>> START Rows

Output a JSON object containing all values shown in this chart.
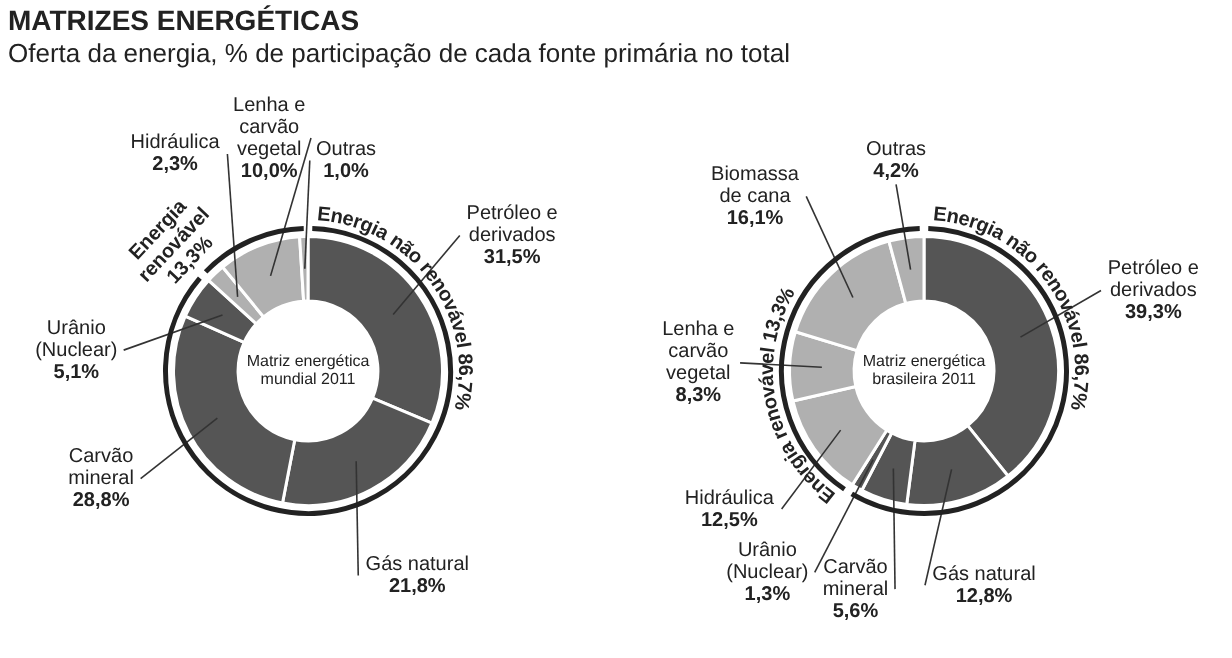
{
  "chart_data": [
    {
      "type": "donut",
      "title": "MATRIZES ENERGÉTICAS",
      "subtitle": "Oferta da energia, % de participação de cada fonte primária no total",
      "categories": [
        "Petróleo e derivados",
        "Gás natural",
        "Carvão mineral",
        "Urânio (Nuclear)",
        "Hidráulica",
        "Lenha e carvão vegetal",
        "Outras"
      ],
      "values": [
        31.5,
        21.8,
        28.8,
        5.1,
        2.3,
        10.0,
        1.0
      ],
      "value_labels": [
        "31,5%",
        "21,8%",
        "28,8%",
        "5,1%",
        "2,3%",
        "10,0%",
        "1,0%"
      ],
      "colors": [
        "#555555",
        "#555555",
        "#555555",
        "#555555",
        "#b0b0b0",
        "#b0b0b0",
        "#b0b0b0"
      ],
      "annotations": [
        "Matriz energética mundial 2011",
        "Energia não renovável 86,7%",
        "Energia renovável 13,3%"
      ]
    },
    {
      "type": "donut",
      "categories": [
        "Petróleo e derivados",
        "Gás natural",
        "Carvão mineral",
        "Urânio (Nuclear)",
        "Hidráulica",
        "Lenha e carvão vegetal",
        "Biomassa de cana",
        "Outras"
      ],
      "values": [
        39.3,
        12.8,
        5.6,
        1.3,
        12.5,
        8.3,
        16.1,
        4.2
      ],
      "value_labels": [
        "39,3%",
        "12,8%",
        "5,6%",
        "1,3%",
        "12,5%",
        "8,3%",
        "16,1%",
        "4,2%"
      ],
      "colors": [
        "#555555",
        "#555555",
        "#555555",
        "#555555",
        "#b0b0b0",
        "#b0b0b0",
        "#b0b0b0",
        "#b0b0b0"
      ],
      "annotations": [
        "Matriz energética brasileira 2011",
        "Energia não renovável 86,7%",
        "Energia renovável 13,3%"
      ]
    }
  ]
}
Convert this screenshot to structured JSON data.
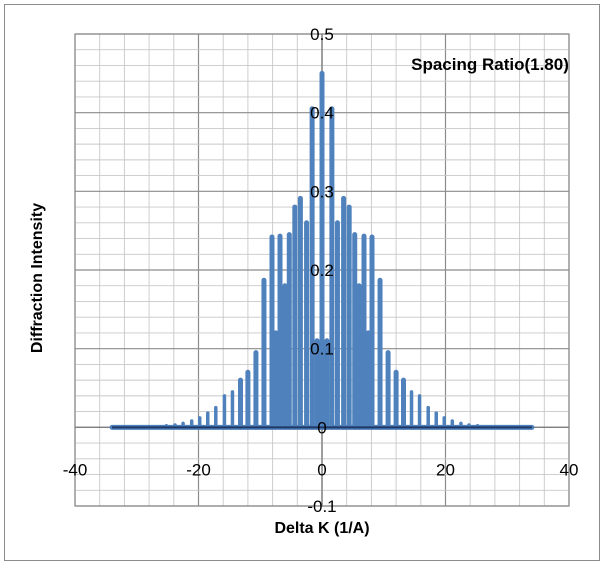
{
  "chart_data": {
    "type": "line",
    "title": "Spacing Ratio(1.80)",
    "xlabel": "Delta K  (1/A)",
    "ylabel": "Diffraction Intensity",
    "xlim": [
      -40,
      40
    ],
    "ylim": [
      -0.1,
      0.5
    ],
    "x_ticks": [
      -40,
      -20,
      0,
      20,
      40
    ],
    "y_ticks": [
      -0.1,
      0,
      0.1,
      0.2,
      0.3,
      0.4,
      0.5
    ],
    "grid": true,
    "legend": "none",
    "series_color": "#4f81bd",
    "baseline_color": "#1f3864",
    "x_range": [
      -34,
      34
    ],
    "peaks": [
      {
        "x": 0.0,
        "y": 0.45
      },
      {
        "x": 1.6,
        "y": 0.405
      },
      {
        "x": -1.6,
        "y": 0.405
      },
      {
        "x": 3.5,
        "y": 0.291
      },
      {
        "x": -3.5,
        "y": 0.291
      },
      {
        "x": 4.4,
        "y": 0.28
      },
      {
        "x": -4.4,
        "y": 0.28
      },
      {
        "x": 5.3,
        "y": 0.245
      },
      {
        "x": -5.3,
        "y": 0.245
      },
      {
        "x": 6.8,
        "y": 0.243
      },
      {
        "x": -6.8,
        "y": 0.243
      },
      {
        "x": 8.1,
        "y": 0.242
      },
      {
        "x": -8.1,
        "y": 0.242
      },
      {
        "x": 2.5,
        "y": 0.26
      },
      {
        "x": -2.5,
        "y": 0.26
      },
      {
        "x": 6.0,
        "y": 0.18
      },
      {
        "x": -6.0,
        "y": 0.18
      },
      {
        "x": 0.8,
        "y": 0.11
      },
      {
        "x": -0.8,
        "y": 0.11
      },
      {
        "x": 9.4,
        "y": 0.187
      },
      {
        "x": -9.4,
        "y": 0.187
      },
      {
        "x": 7.5,
        "y": 0.12
      },
      {
        "x": -7.5,
        "y": 0.12
      },
      {
        "x": 10.7,
        "y": 0.095
      },
      {
        "x": -10.7,
        "y": 0.095
      },
      {
        "x": 12.0,
        "y": 0.07
      },
      {
        "x": -12.0,
        "y": 0.07
      },
      {
        "x": 13.2,
        "y": 0.06
      },
      {
        "x": -13.2,
        "y": 0.06
      },
      {
        "x": 14.5,
        "y": 0.045
      },
      {
        "x": -14.5,
        "y": 0.045
      },
      {
        "x": 15.8,
        "y": 0.04
      },
      {
        "x": -15.8,
        "y": 0.04
      },
      {
        "x": 17.2,
        "y": 0.025
      },
      {
        "x": -17.2,
        "y": 0.025
      },
      {
        "x": 18.5,
        "y": 0.018
      },
      {
        "x": -18.5,
        "y": 0.018
      },
      {
        "x": 19.8,
        "y": 0.012
      },
      {
        "x": -19.8,
        "y": 0.012
      },
      {
        "x": 21.1,
        "y": 0.008
      },
      {
        "x": -21.1,
        "y": 0.008
      },
      {
        "x": 22.5,
        "y": 0.005
      },
      {
        "x": -22.5,
        "y": 0.005
      },
      {
        "x": 23.8,
        "y": 0.003
      },
      {
        "x": -23.8,
        "y": 0.003
      },
      {
        "x": 25.2,
        "y": 0.002
      },
      {
        "x": -25.2,
        "y": 0.002
      }
    ]
  }
}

>> END Rows

- [Aim of the task]:
Restate the data above word for word. Do not include the images.

- [Response to this exercise]:
Output a JSON object containing all values shown in this chart.
{
  "chart_data": [
    {
      "type": "donut",
      "title": "MATRIZES ENERGÉTICAS",
      "subtitle": "Oferta da energia, % de participação de cada fonte primária no total",
      "categories": [
        "Petróleo e derivados",
        "Gás natural",
        "Carvão mineral",
        "Urânio (Nuclear)",
        "Hidráulica",
        "Lenha e carvão vegetal",
        "Outras"
      ],
      "values": [
        31.5,
        21.8,
        28.8,
        5.1,
        2.3,
        10.0,
        1.0
      ],
      "value_labels": [
        "31,5%",
        "21,8%",
        "28,8%",
        "5,1%",
        "2,3%",
        "10,0%",
        "1,0%"
      ],
      "colors": [
        "#555555",
        "#555555",
        "#555555",
        "#555555",
        "#b0b0b0",
        "#b0b0b0",
        "#b0b0b0"
      ],
      "annotations": [
        "Matriz energética mundial 2011",
        "Energia não renovável 86,7%",
        "Energia renovável 13,3%"
      ]
    },
    {
      "type": "donut",
      "categories": [
        "Petróleo e derivados",
        "Gás natural",
        "Carvão mineral",
        "Urânio (Nuclear)",
        "Hidráulica",
        "Lenha e carvão vegetal",
        "Biomassa de cana",
        "Outras"
      ],
      "values": [
        39.3,
        12.8,
        5.6,
        1.3,
        12.5,
        8.3,
        16.1,
        4.2
      ],
      "value_labels": [
        "39,3%",
        "12,8%",
        "5,6%",
        "1,3%",
        "12,5%",
        "8,3%",
        "16,1%",
        "4,2%"
      ],
      "colors": [
        "#555555",
        "#555555",
        "#555555",
        "#555555",
        "#b0b0b0",
        "#b0b0b0",
        "#b0b0b0",
        "#b0b0b0"
      ],
      "annotations": [
        "Matriz energética brasileira 2011",
        "Energia não renovável 86,7%",
        "Energia renovável 13,3%"
      ]
    }
  ]
}
Convert this screenshot to structured JSON data.
{
  "chart_data": {
    "type": "line",
    "title": "Spacing Ratio(1.80)",
    "xlabel": "Delta K  (1/A)",
    "ylabel": "Diffraction Intensity",
    "xlim": [
      -40,
      40
    ],
    "ylim": [
      -0.1,
      0.5
    ],
    "x_ticks": [
      -40,
      -20,
      0,
      20,
      40
    ],
    "y_ticks": [
      -0.1,
      0,
      0.1,
      0.2,
      0.3,
      0.4,
      0.5
    ],
    "grid": true,
    "legend": "none",
    "series_color": "#4f81bd",
    "baseline_color": "#1f3864",
    "x_range": [
      -34,
      34
    ],
    "peaks": [
      {
        "x": 0.0,
        "y": 0.45
      },
      {
        "x": 1.6,
        "y": 0.405
      },
      {
        "x": -1.6,
        "y": 0.405
      },
      {
        "x": 3.5,
        "y": 0.291
      },
      {
        "x": -3.5,
        "y": 0.291
      },
      {
        "x": 4.4,
        "y": 0.28
      },
      {
        "x": -4.4,
        "y": 0.28
      },
      {
        "x": 5.3,
        "y": 0.245
      },
      {
        "x": -5.3,
        "y": 0.245
      },
      {
        "x": 6.8,
        "y": 0.243
      },
      {
        "x": -6.8,
        "y": 0.243
      },
      {
        "x": 8.1,
        "y": 0.242
      },
      {
        "x": -8.1,
        "y": 0.242
      },
      {
        "x": 2.5,
        "y": 0.26
      },
      {
        "x": -2.5,
        "y": 0.26
      },
      {
        "x": 6.0,
        "y": 0.18
      },
      {
        "x": -6.0,
        "y": 0.18
      },
      {
        "x": 0.8,
        "y": 0.11
      },
      {
        "x": -0.8,
        "y": 0.11
      },
      {
        "x": 9.4,
        "y": 0.187
      },
      {
        "x": -9.4,
        "y": 0.187
      },
      {
        "x": 7.5,
        "y": 0.12
      },
      {
        "x": -7.5,
        "y": 0.12
      },
      {
        "x": 10.7,
        "y": 0.095
      },
      {
        "x": -10.7,
        "y": 0.095
      },
      {
        "x": 12.0,
        "y": 0.07
      },
      {
        "x": -12.0,
        "y": 0.07
      },
      {
        "x": 13.2,
        "y": 0.06
      },
      {
        "x": -13.2,
        "y": 0.06
      },
      {
        "x": 14.5,
        "y": 0.045
      },
      {
        "x": -14.5,
        "y": 0.045
      },
      {
        "x": 15.8,
        "y": 0.04
      },
      {
        "x": -15.8,
        "y": 0.04
      },
      {
        "x": 17.2,
        "y": 0.025
      },
      {
        "x": -17.2,
        "y": 0.025
      },
      {
        "x": 18.5,
        "y": 0.018
      },
      {
        "x": -18.5,
        "y": 0.018
      },
      {
        "x": 19.8,
        "y": 0.012
      },
      {
        "x": -19.8,
        "y": 0.012
      },
      {
        "x": 21.1,
        "y": 0.008
      },
      {
        "x": -21.1,
        "y": 0.008
      },
      {
        "x": 22.5,
        "y": 0.005
      },
      {
        "x": -22.5,
        "y": 0.005
      },
      {
        "x": 23.8,
        "y": 0.003
      },
      {
        "x": -23.8,
        "y": 0.003
      },
      {
        "x": 25.2,
        "y": 0.002
      },
      {
        "x": -25.2,
        "y": 0.002
      }
    ]
  }
}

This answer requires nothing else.